[Dataset records]
begin
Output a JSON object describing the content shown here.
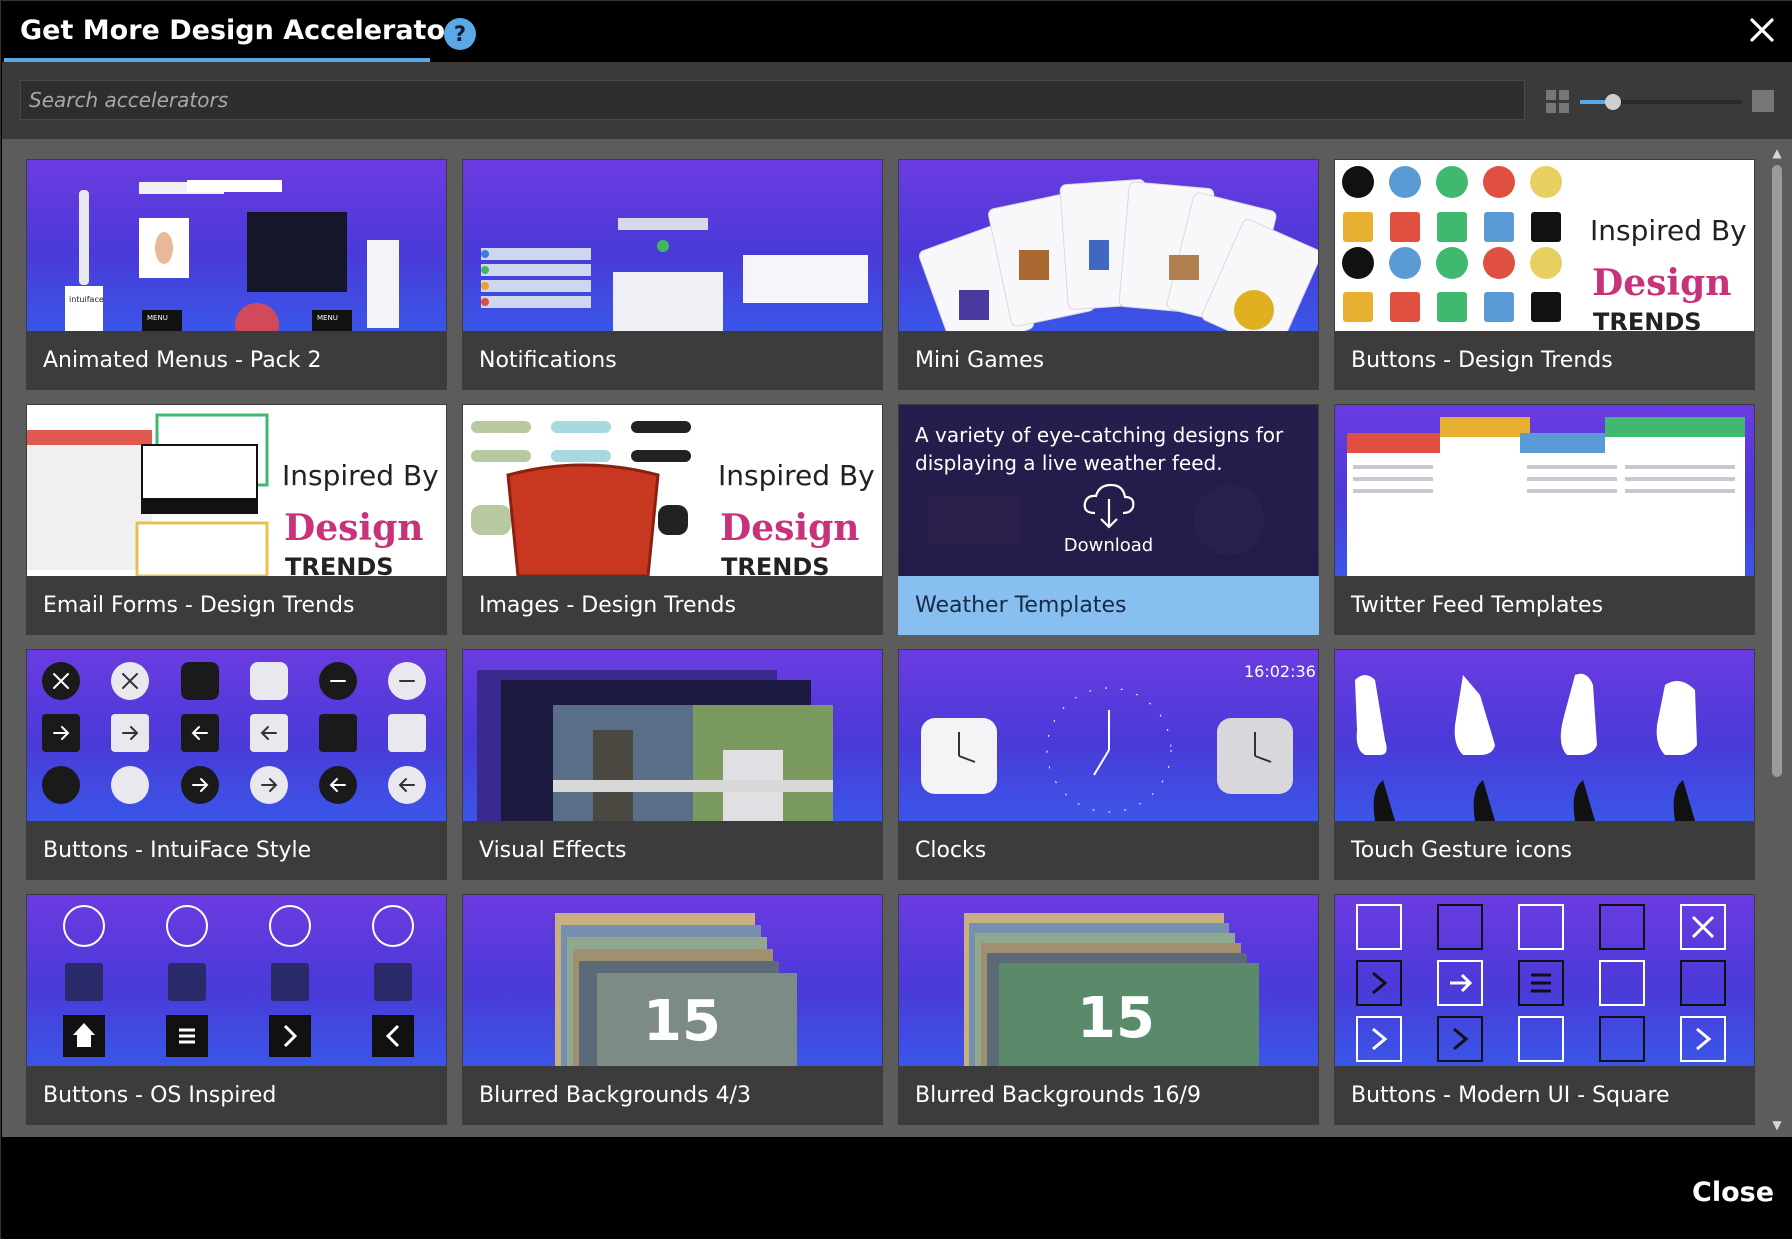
{
  "dialog": {
    "title": "Get More Design Accelerators",
    "help_label": "?",
    "close_label": "Close"
  },
  "search": {
    "placeholder": "Search accelerators"
  },
  "zoom": {
    "level": 0.17
  },
  "colors": {
    "accent": "#5aa9e6",
    "selected_caption": "#86bff0",
    "card_bg": "#3c3c3c",
    "content_bg": "#5c5c5c"
  },
  "cards": [
    {
      "label": "Animated Menus - Pack 2",
      "thumb_text": [
        "intuiface",
        "MENU",
        "MENU"
      ]
    },
    {
      "label": "Notifications"
    },
    {
      "label": "Mini Games"
    },
    {
      "label": "Buttons - Design Trends",
      "thumb_text": [
        "Inspired By",
        "Design",
        "TRENDS"
      ]
    },
    {
      "label": "Email Forms - Design Trends",
      "thumb_text": [
        "Inspired By",
        "Design",
        "TRENDS"
      ]
    },
    {
      "label": "Images - Design Trends",
      "thumb_text": [
        "Inspired By",
        "Design",
        "TRENDS"
      ]
    },
    {
      "label": "Weather Templates",
      "description": "A variety of eye-catching designs for displaying a live weather feed.",
      "action": "Download",
      "selected": true
    },
    {
      "label": "Twitter Feed Templates"
    },
    {
      "label": "Buttons - IntuiFace Style"
    },
    {
      "label": "Visual Effects"
    },
    {
      "label": "Clocks",
      "thumb_text": [
        "16:02:36"
      ]
    },
    {
      "label": "Touch Gesture icons"
    },
    {
      "label": "Buttons - OS Inspired"
    },
    {
      "label": "Blurred Backgrounds 4/3",
      "thumb_text": [
        "15"
      ]
    },
    {
      "label": "Blurred Backgrounds 16/9",
      "thumb_text": [
        "15"
      ]
    },
    {
      "label": "Buttons - Modern UI - Square"
    }
  ]
}
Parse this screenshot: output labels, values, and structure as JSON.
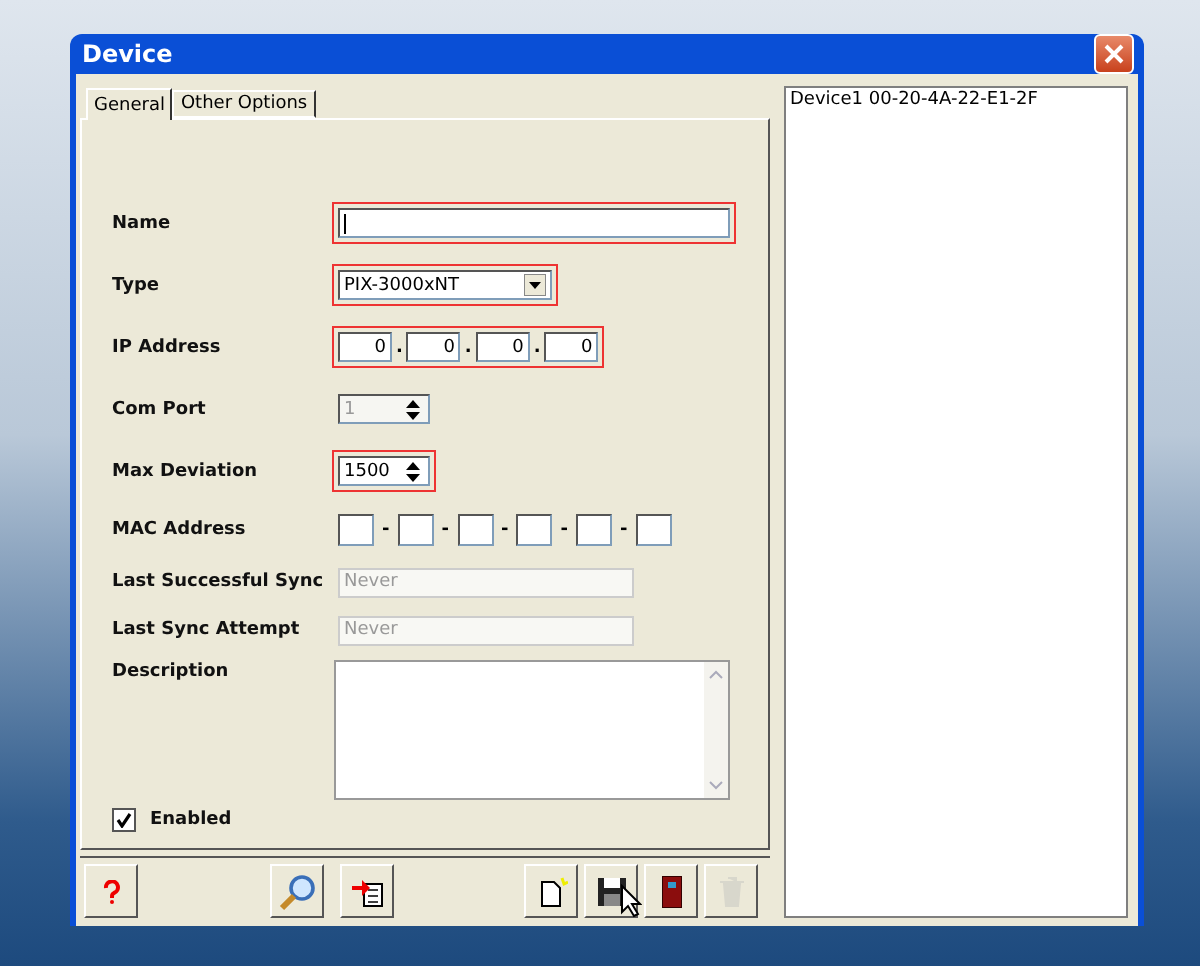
{
  "window": {
    "title": "Device"
  },
  "tabs": [
    {
      "label": "General",
      "selected": true
    },
    {
      "label": "Other Options",
      "selected": false
    }
  ],
  "fields": [
    {
      "kind": "text",
      "label": "Name",
      "required": true,
      "disabled": false
    },
    {
      "kind": "combo",
      "label": "Type",
      "value": "PIX-3000xNT",
      "required": true,
      "disabled": false
    },
    {
      "kind": "ip",
      "label": "IP Address",
      "octets": [
        "0",
        "0",
        "0",
        "0"
      ],
      "separator": ".",
      "required": true,
      "disabled": false
    },
    {
      "kind": "spin",
      "label": "Com Port",
      "value": "1",
      "required": false,
      "disabled": true
    },
    {
      "kind": "spin",
      "label": "Max Deviation",
      "value": "1500",
      "required": true,
      "disabled": false
    },
    {
      "kind": "mac",
      "label": "MAC Address",
      "separator": "-",
      "required": false,
      "disabled": false
    },
    {
      "kind": "readonly",
      "label": "Last Successful Sync",
      "value": "Never",
      "required": false,
      "disabled": true
    },
    {
      "kind": "readonly",
      "label": "Last Sync Attempt",
      "value": "Never",
      "required": false,
      "disabled": true
    },
    {
      "kind": "memo",
      "label": "Description",
      "required": false,
      "disabled": false
    }
  ],
  "enabled": {
    "label": "Enabled",
    "checked": true
  },
  "buttons": [
    {
      "kind": "help",
      "disabled": false
    },
    {
      "kind": "search",
      "disabled": false
    },
    {
      "kind": "import",
      "disabled": false
    },
    {
      "kind": "new",
      "disabled": false
    },
    {
      "kind": "save",
      "disabled": false
    },
    {
      "kind": "exit",
      "disabled": false
    },
    {
      "kind": "delete",
      "disabled": true
    }
  ],
  "devices": [
    {
      "label": "Device1 00-20-4A-22-E1-2F",
      "selected": false
    }
  ]
}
end
§ What is being asked: Tally the lines of the listing that include "Sync". Reply with nothing but the count.

§ Reply to the task: 2